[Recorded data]
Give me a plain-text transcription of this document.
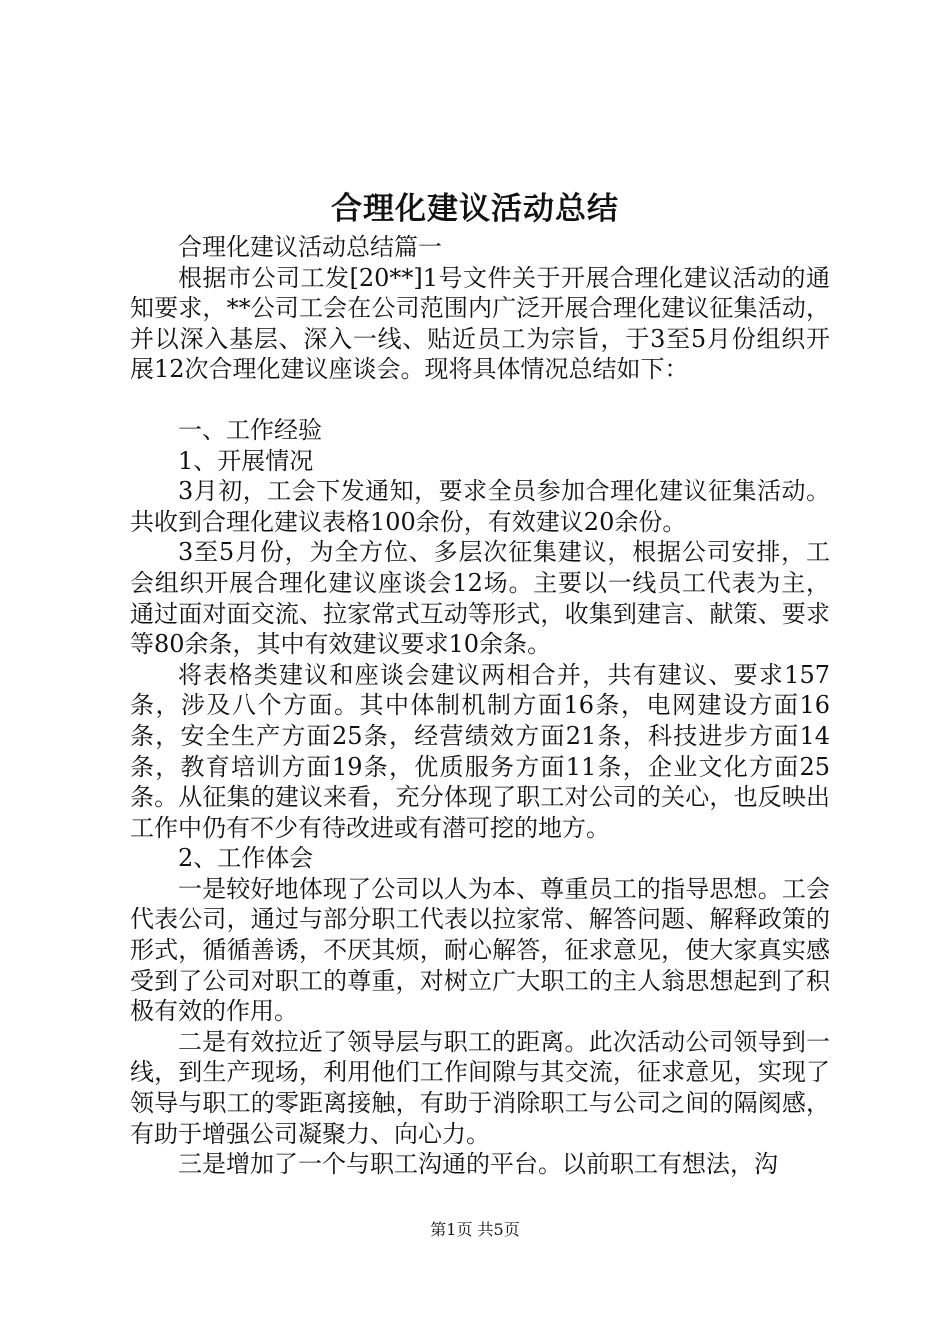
合理化建议活动总结

合理化建议活动总结篇一

根据市公司工发[20**]1号文件关于开展合理化建议活动的通知要求，**公司工会在公司范围内广泛开展合理化建议征集活动，并以深入基层、深入一线、贴近员工为宗旨，于3至5月份组织开展12次合理化建议座谈会。现将具体情况总结如下：

一、工作经验

1、开展情况

3月初，工会下发通知，要求全员参加合理化建议征集活动。共收到合理化建议表格100余份，有效建议20余份。

3至5月份，为全方位、多层次征集建议，根据公司安排，工会组织开展合理化建议座谈会12场。主要以一线员工代表为主，通过面对面交流、拉家常式互动等形式，收集到建言、献策、要求等80余条，其中有效建议要求10余条。

将表格类建议和座谈会建议两相合并，共有建议、要求157条，涉及八个方面。其中体制机制方面16条，电网建设方面16条，安全生产方面25条，经营绩效方面21条，科技进步方面14条，教育培训方面19条，优质服务方面11条，企业文化方面25条。从征集的建议来看，充分体现了职工对公司的关心，也反映出工作中仍有不少有待改进或有潜可挖的地方。

2、工作体会

一是较好地体现了公司以人为本、尊重员工的指导思想。工会代表公司，通过与部分职工代表以拉家常、解答问题、解释政策的形式，循循善诱，不厌其烦，耐心解答，征求意见，使大家真实感受到了公司对职工的尊重，对树立广大职工的主人翁思想起到了积极有效的作用。

二是有效拉近了领导层与职工的距离。此次活动公司领导到一线，到生产现场，利用他们工作间隙与其交流，征求意见，实现了领导与职工的零距离接触，有助于消除职工与公司之间的隔阂感，有助于增强公司凝聚力、向心力。

三是增加了一个与职工沟通的平台。以前职工有想法，沟

第1页 共5页
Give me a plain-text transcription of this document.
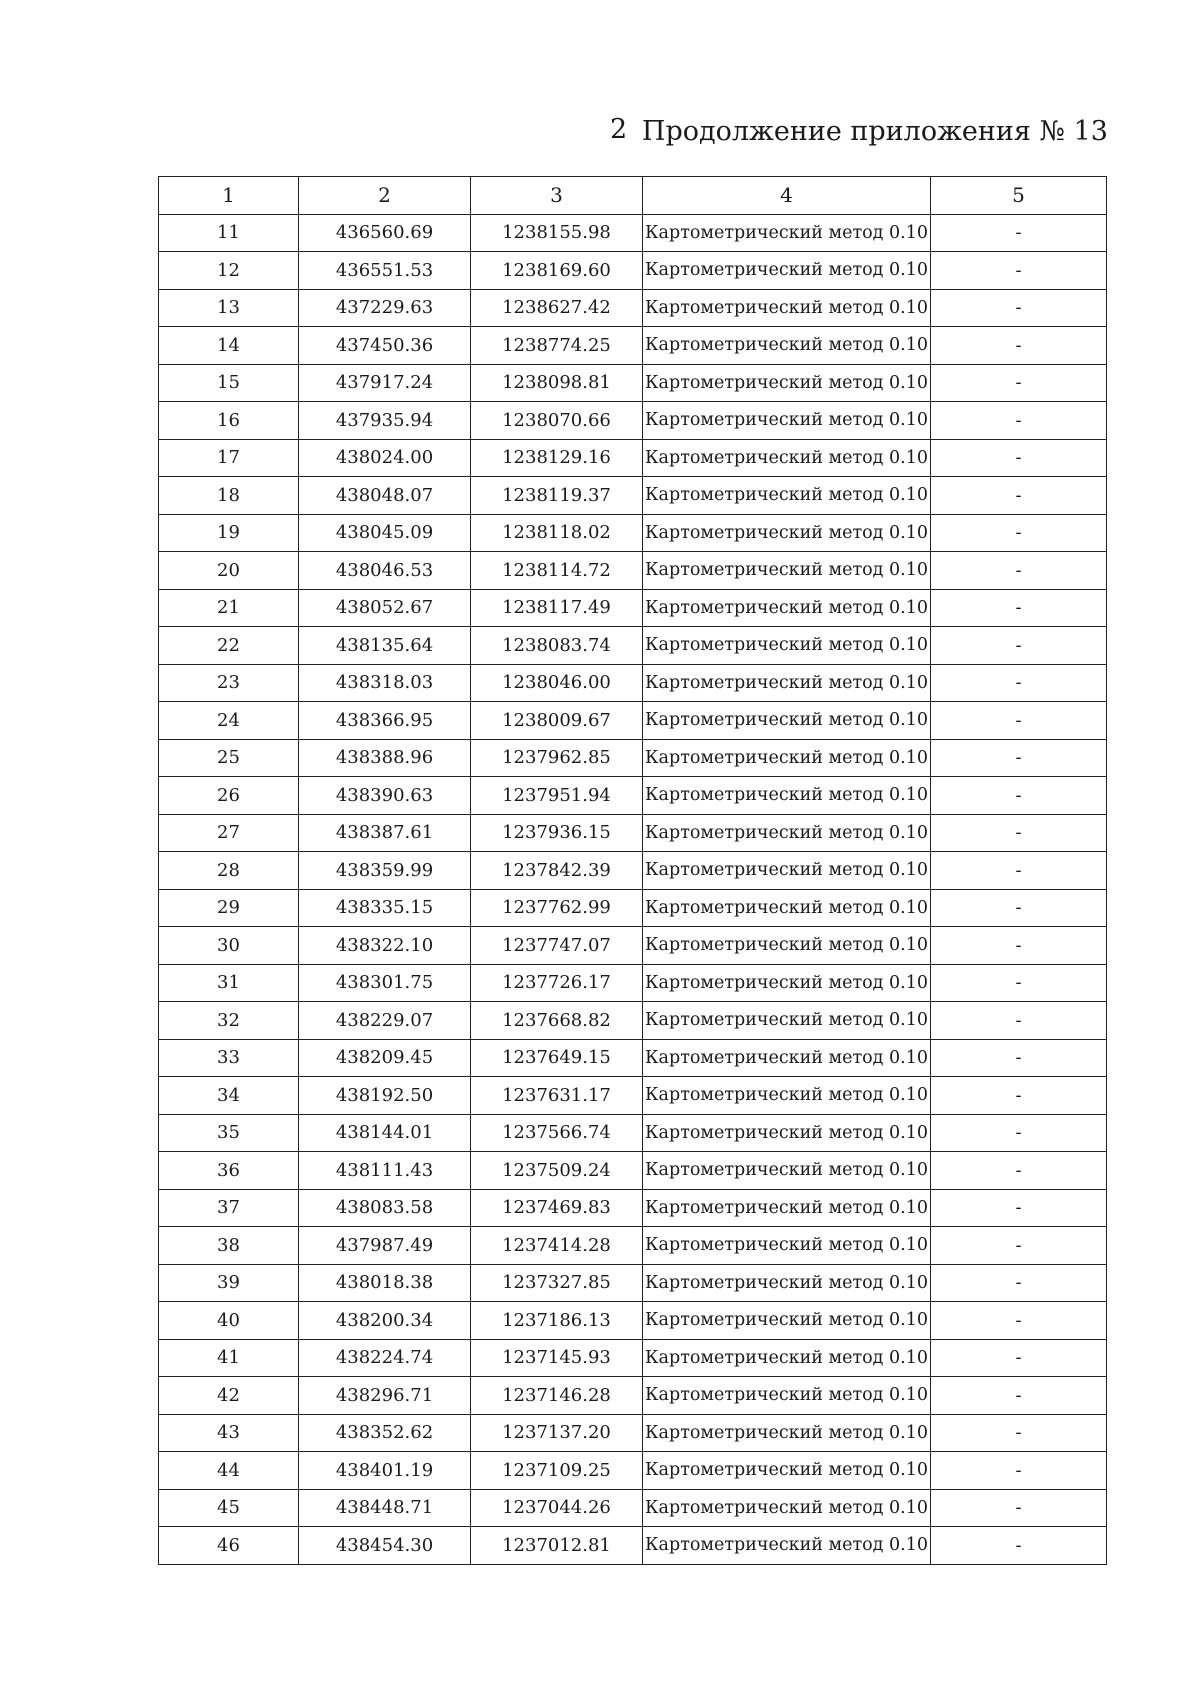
2 Продолжение приложения № 13
1	2	3	4	5
11	436560.69	1238155.98	Картометрический метод 0.10	-
12	436551.53	1238169.60	Картометрический метод 0.10	-
13	437229.63	1238627.42	Картометрический метод 0.10	-
14	437450.36	1238774.25	Картометрический метод 0.10	-
15	437917.24	1238098.81	Картометрический метод 0.10	-
16	437935.94	1238070.66	Картометрический метод 0.10	-
17	438024.00	1238129.16	Картометрический метод 0.10	-
18	438048.07	1238119.37	Картометрический метод 0.10	-
19	438045.09	1238118.02	Картометрический метод 0.10	-
20	438046.53	1238114.72	Картометрический метод 0.10	-
21	438052.67	1238117.49	Картометрический метод 0.10	-
22	438135.64	1238083.74	Картометрический метод 0.10	-
23	438318.03	1238046.00	Картометрический метод 0.10	-
24	438366.95	1238009.67	Картометрический метод 0.10	-
25	438388.96	1237962.85	Картометрический метод 0.10	-
26	438390.63	1237951.94	Картометрический метод 0.10	-
27	438387.61	1237936.15	Картометрический метод 0.10	-
28	438359.99	1237842.39	Картометрический метод 0.10	-
29	438335.15	1237762.99	Картометрический метод 0.10	-
30	438322.10	1237747.07	Картометрический метод 0.10	-
31	438301.75	1237726.17	Картометрический метод 0.10	-
32	438229.07	1237668.82	Картометрический метод 0.10	-
33	438209.45	1237649.15	Картометрический метод 0.10	-
34	438192.50	1237631.17	Картометрический метод 0.10	-
35	438144.01	1237566.74	Картометрический метод 0.10	-
36	438111.43	1237509.24	Картометрический метод 0.10	-
37	438083.58	1237469.83	Картометрический метод 0.10	-
38	437987.49	1237414.28	Картометрический метод 0.10	-
39	438018.38	1237327.85	Картометрический метод 0.10	-
40	438200.34	1237186.13	Картометрический метод 0.10	-
41	438224.74	1237145.93	Картометрический метод 0.10	-
42	438296.71	1237146.28	Картометрический метод 0.10	-
43	438352.62	1237137.20	Картометрический метод 0.10	-
44	438401.19	1237109.25	Картометрический метод 0.10	-
45	438448.71	1237044.26	Картометрический метод 0.10	-
46	438454.30	1237012.81	Картометрический метод 0.10	-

Task prompt => Transcribe the whole listing, character for character, but not its images.

Written solution =>
Give me a plain-text transcription of this document.
合理化建议活动总结

合理化建议活动总结篇一

根据市公司工发[20**]1号文件关于开展合理化建议活动的通知要求，**公司工会在公司范围内广泛开展合理化建议征集活动，并以深入基层、深入一线、贴近员工为宗旨，于3至5月份组织开展12次合理化建议座谈会。现将具体情况总结如下：

一、工作经验

1、开展情况

3月初，工会下发通知，要求全员参加合理化建议征集活动。共收到合理化建议表格100余份，有效建议20余份。

3至5月份，为全方位、多层次征集建议，根据公司安排，工会组织开展合理化建议座谈会12场。主要以一线员工代表为主，通过面对面交流、拉家常式互动等形式，收集到建言、献策、要求等80余条，其中有效建议要求10余条。

将表格类建议和座谈会建议两相合并，共有建议、要求157条，涉及八个方面。其中体制机制方面16条，电网建设方面16条，安全生产方面25条，经营绩效方面21条，科技进步方面14条，教育培训方面19条，优质服务方面11条，企业文化方面25条。从征集的建议来看，充分体现了职工对公司的关心，也反映出工作中仍有不少有待改进或有潜可挖的地方。

2、工作体会

一是较好地体现了公司以人为本、尊重员工的指导思想。工会代表公司，通过与部分职工代表以拉家常、解答问题、解释政策的形式，循循善诱，不厌其烦，耐心解答，征求意见，使大家真实感受到了公司对职工的尊重，对树立广大职工的主人翁思想起到了积极有效的作用。

二是有效拉近了领导层与职工的距离。此次活动公司领导到一线，到生产现场，利用他们工作间隙与其交流，征求意见，实现了领导与职工的零距离接触，有助于消除职工与公司之间的隔阂感，有助于增强公司凝聚力、向心力。

三是增加了一个与职工沟通的平台。以前职工有想法，沟

第1页 共5页
Give me a plain-text transcription of this document.
2 Продолжение приложения № 13
1	2	3	4	5
11	436560.69	1238155.98	Картометрический метод 0.10	-
12	436551.53	1238169.60	Картометрический метод 0.10	-
13	437229.63	1238627.42	Картометрический метод 0.10	-
14	437450.36	1238774.25	Картометрический метод 0.10	-
15	437917.24	1238098.81	Картометрический метод 0.10	-
16	437935.94	1238070.66	Картометрический метод 0.10	-
17	438024.00	1238129.16	Картометрический метод 0.10	-
18	438048.07	1238119.37	Картометрический метод 0.10	-
19	438045.09	1238118.02	Картометрический метод 0.10	-
20	438046.53	1238114.72	Картометрический метод 0.10	-
21	438052.67	1238117.49	Картометрический метод 0.10	-
22	438135.64	1238083.74	Картометрический метод 0.10	-
23	438318.03	1238046.00	Картометрический метод 0.10	-
24	438366.95	1238009.67	Картометрический метод 0.10	-
25	438388.96	1237962.85	Картометрический метод 0.10	-
26	438390.63	1237951.94	Картометрический метод 0.10	-
27	438387.61	1237936.15	Картометрический метод 0.10	-
28	438359.99	1237842.39	Картометрический метод 0.10	-
29	438335.15	1237762.99	Картометрический метод 0.10	-
30	438322.10	1237747.07	Картометрический метод 0.10	-
31	438301.75	1237726.17	Картометрический метод 0.10	-
32	438229.07	1237668.82	Картометрический метод 0.10	-
33	438209.45	1237649.15	Картометрический метод 0.10	-
34	438192.50	1237631.17	Картометрический метод 0.10	-
35	438144.01	1237566.74	Картометрический метод 0.10	-
36	438111.43	1237509.24	Картометрический метод 0.10	-
37	438083.58	1237469.83	Картометрический метод 0.10	-
38	437987.49	1237414.28	Картометрический метод 0.10	-
39	438018.38	1237327.85	Картометрический метод 0.10	-
40	438200.34	1237186.13	Картометрический метод 0.10	-
41	438224.74	1237145.93	Картометрический метод 0.10	-
42	438296.71	1237146.28	Картометрический метод 0.10	-
43	438352.62	1237137.20	Картометрический метод 0.10	-
44	438401.19	1237109.25	Картометрический метод 0.10	-
45	438448.71	1237044.26	Картометрический метод 0.10	-
46	438454.30	1237012.81	Картометрический метод 0.10	-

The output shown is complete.